▸ Document text
****************

Most new programs you use, ask you to enter more information for tracking purposes.  Applications like Xobni are the way of the future my friends!  I can’t believe more people are not jumping all over ideas like this.  Instead of asking users to track more information, do more work, and try and convince them to enter more data up front in order to provide them with new features and reports, why not let them install an application, that analyzes the data, and then gives you a ton of cool features! – Miquel Carrasco

Adam Smith’s blog that summarizes a lot of the experience over the past 2+ years building and shipping Xobni. His post, “User Bases, Pricing, Revenue and the Value of Users”, is a really solid way to think about how to build a $100 millon company. The post demonstrates the need to deliver value to a group of users (at the posting: “Outlook has 500M users, Skype has 200M users, Thunderbird has 8M users”). Adam walks through some hypothetical numbers to build a $300M company, it is dependent on a freemium model with 1% conversion and a $10/month reoccuring subscription revenue. It’s an interesting model for entrepreneurs and clearly dependent on getting access to a significantly large user base.

Xobni, TinEye, Photosynth all extra extra information from existing data.

****************

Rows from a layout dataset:
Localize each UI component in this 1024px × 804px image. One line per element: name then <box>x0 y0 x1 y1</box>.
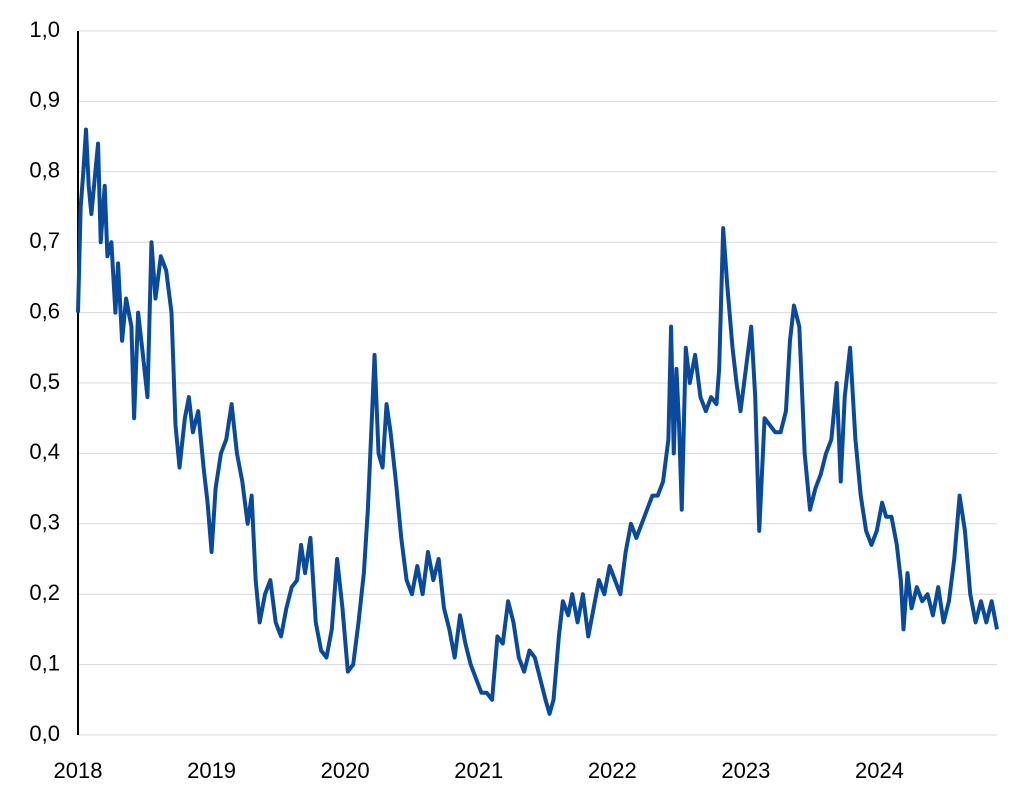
y-tick-label: 0,1 <box>29 650 60 675</box>
y-tick-label: 0,5 <box>29 369 60 394</box>
x-tick-label: 2022 <box>588 758 637 783</box>
y-tick-label: 0,8 <box>29 158 60 183</box>
y-tick-label: 0,6 <box>29 298 60 323</box>
y-tick-label: 0,9 <box>29 87 60 112</box>
x-tick-label: 2019 <box>187 758 236 783</box>
y-tick-label: 0,2 <box>29 580 60 605</box>
y-tick-label: 0,7 <box>29 228 60 253</box>
x-tick-label: 2018 <box>54 758 103 783</box>
x-tick-label: 2020 <box>321 758 370 783</box>
x-tick-label: 2024 <box>855 758 904 783</box>
x-tick-label: 2021 <box>454 758 503 783</box>
y-tick-label: 0,4 <box>29 439 60 464</box>
y-tick-label: 0,3 <box>29 510 60 535</box>
x-tick-label: 2023 <box>721 758 770 783</box>
y-tick-label: 1,0 <box>29 17 60 42</box>
y-tick-label: 0,0 <box>29 721 60 746</box>
line-series <box>76 127 999 716</box>
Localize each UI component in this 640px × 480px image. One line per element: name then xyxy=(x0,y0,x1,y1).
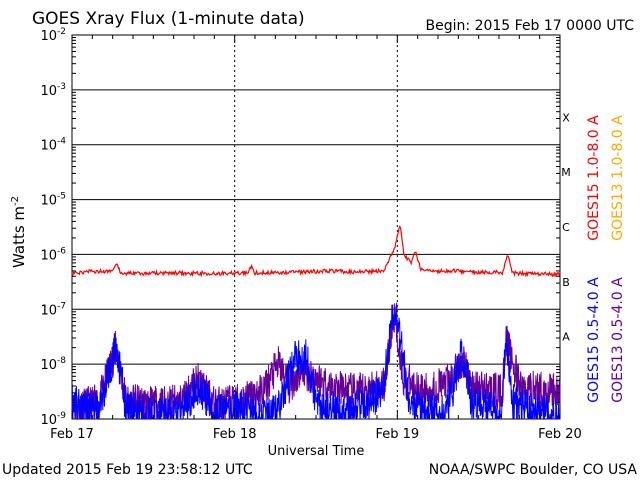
legend-entry: GOES13 0.5-4.0 A xyxy=(610,277,626,403)
y-tick-label: 10-6 xyxy=(40,246,66,263)
flare-class-a: A xyxy=(562,331,570,344)
y-tick-label: 10-9 xyxy=(40,411,66,428)
x-axis-ticks: Feb 17 Feb 18 Feb 19 Feb 20 xyxy=(50,35,582,442)
x-tick-label: Feb 17 xyxy=(50,427,94,442)
y-tick-label: 10-7 xyxy=(40,301,66,318)
legend-entry: GOES15 1.0-8.0 A xyxy=(586,115,602,241)
flare-class-c: C xyxy=(562,221,570,234)
y-tick-exponent: -3 xyxy=(57,82,66,92)
y-tick-exponent: -7 xyxy=(57,301,66,311)
y-axis-label-exp: -2 xyxy=(10,196,21,206)
y-tick-exponent: -8 xyxy=(57,356,66,366)
y-tick-mantissa: 10 xyxy=(40,29,57,44)
legend: GOES15 1.0-8.0 A GOES13 1.0-8.0 A GOES15 0… xyxy=(586,115,626,403)
x-tick-label: Feb 19 xyxy=(375,427,419,442)
grid xyxy=(72,35,560,419)
y-tick-label: 10-8 xyxy=(40,356,66,373)
y-tick-label: 10-5 xyxy=(40,192,66,209)
y-tick-mantissa: 10 xyxy=(40,84,57,99)
y-tick-mantissa: 10 xyxy=(40,303,57,318)
updated-text: Updated 2015 Feb 19 23:58:12 UTC xyxy=(2,462,253,478)
source-text: NOAA/SWPC Boulder, CO USA xyxy=(429,462,638,478)
flare-class-labels: X M C B A xyxy=(561,111,571,343)
y-tick-label: 10-3 xyxy=(40,82,66,99)
y-tick-exponent: -2 xyxy=(57,27,66,37)
y-axis-label: Watts m-2 xyxy=(10,196,28,268)
flare-class-b: B xyxy=(562,276,570,289)
x-axis-label: Universal Time xyxy=(268,444,365,459)
y-axis-ticks: 10-210-310-410-510-610-710-810-9 xyxy=(40,27,560,428)
x-tick-label: Feb 18 xyxy=(213,427,257,442)
y-tick-exponent: -9 xyxy=(57,411,66,421)
y-tick-mantissa: 10 xyxy=(40,194,57,209)
y-tick-label: 10-2 xyxy=(40,27,66,44)
flare-class-m: M xyxy=(561,166,571,179)
chart-title: GOES Xray Flux (1-minute data) xyxy=(32,9,305,29)
y-tick-mantissa: 10 xyxy=(40,248,57,263)
y-tick-exponent: -6 xyxy=(57,246,66,256)
series-line-goes15-1-0-8-0-a xyxy=(71,225,561,279)
y-tick-exponent: -4 xyxy=(57,137,66,147)
y-tick-mantissa: 10 xyxy=(40,413,57,428)
y-tick-mantissa: 10 xyxy=(40,139,57,154)
legend-entry: GOES13 1.0-8.0 A xyxy=(610,115,626,241)
y-tick-exponent: -5 xyxy=(57,192,66,202)
x-tick-label: Feb 20 xyxy=(538,427,582,442)
y-tick-label: 10-4 xyxy=(40,137,66,154)
plot-area xyxy=(71,34,561,420)
y-tick-mantissa: 10 xyxy=(40,358,57,373)
y-axis-label-text: Watts m xyxy=(10,206,28,268)
flare-class-x: X xyxy=(562,111,570,124)
begin-label: Begin: 2015 Feb 17 0000 UTC xyxy=(426,18,635,34)
legend-entry: GOES15 0.5-4.0 A xyxy=(586,277,602,403)
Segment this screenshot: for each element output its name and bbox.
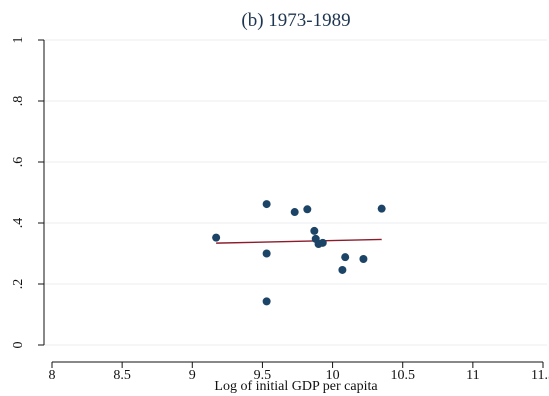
y-tick-label: .8 <box>11 96 26 107</box>
chart-title: (b) 1973-1989 <box>241 10 350 31</box>
scatter-point <box>338 265 347 274</box>
y-tick-label: 1 <box>11 37 26 44</box>
x-tick-label: 8.5 <box>113 368 131 383</box>
scatter-point <box>262 297 271 306</box>
scatter-point <box>212 233 221 242</box>
scatter-point <box>318 238 327 247</box>
x-tick-label: 9.5 <box>254 368 272 383</box>
x-tick-label: 9 <box>189 368 196 383</box>
x-tick-label: 10 <box>326 368 340 383</box>
scatter-point <box>262 249 271 258</box>
y-tick-label: .2 <box>11 279 26 290</box>
y-tick-label: .4 <box>11 218 26 229</box>
scatter-point <box>310 226 319 235</box>
y-tick-label: .6 <box>11 157 26 168</box>
scatter-point <box>377 204 386 213</box>
axes <box>43 40 543 363</box>
x-ticks: 8 8.5 9 9.5 10 10.5 11 11.5 <box>49 362 549 383</box>
fit-line <box>216 238 382 244</box>
scatter-point <box>290 208 299 217</box>
scatter-point <box>303 205 312 214</box>
x-tick-label: 11.5 <box>531 368 549 383</box>
x-tick-label: 8 <box>49 368 56 383</box>
scatter-point <box>262 200 271 209</box>
data-points <box>212 200 386 306</box>
y-ticks: 0 .2 .4 .6 .8 1 <box>11 37 44 349</box>
fit-line-group <box>216 238 382 244</box>
x-tick-label: 11 <box>466 368 479 383</box>
scatter-point <box>341 253 350 262</box>
scatter-point <box>359 254 368 263</box>
x-axis-label: Log of initial GDP per capita <box>214 379 378 394</box>
x-tick-label: 10.5 <box>390 368 415 383</box>
grid-lines <box>44 39 547 346</box>
y-tick-label: 0 <box>11 342 26 349</box>
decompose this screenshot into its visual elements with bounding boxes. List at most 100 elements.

****************

▸ Tasks to carry out
**a)** Translate this sentence from the passage about Xobni into Spanish: "I can’t believe more people are not jumping all over ideas like this."
**b)** Pull out every line of the rows that contains the word "each".

▸ Exercise answers
**a)** No puedo creer que más personas no se estén lanzando sobre ideas como esta.

**b)**
Localize each UI component in this 1024px × 804px image. One line per element: name then <box>x0 y0 x1 y1</box>.
Localize each UI component in this 640px × 480px image. One line per element: name then xyxy=(x0,y0,x1,y1).
Segment this screenshot: for each element output its name and bbox.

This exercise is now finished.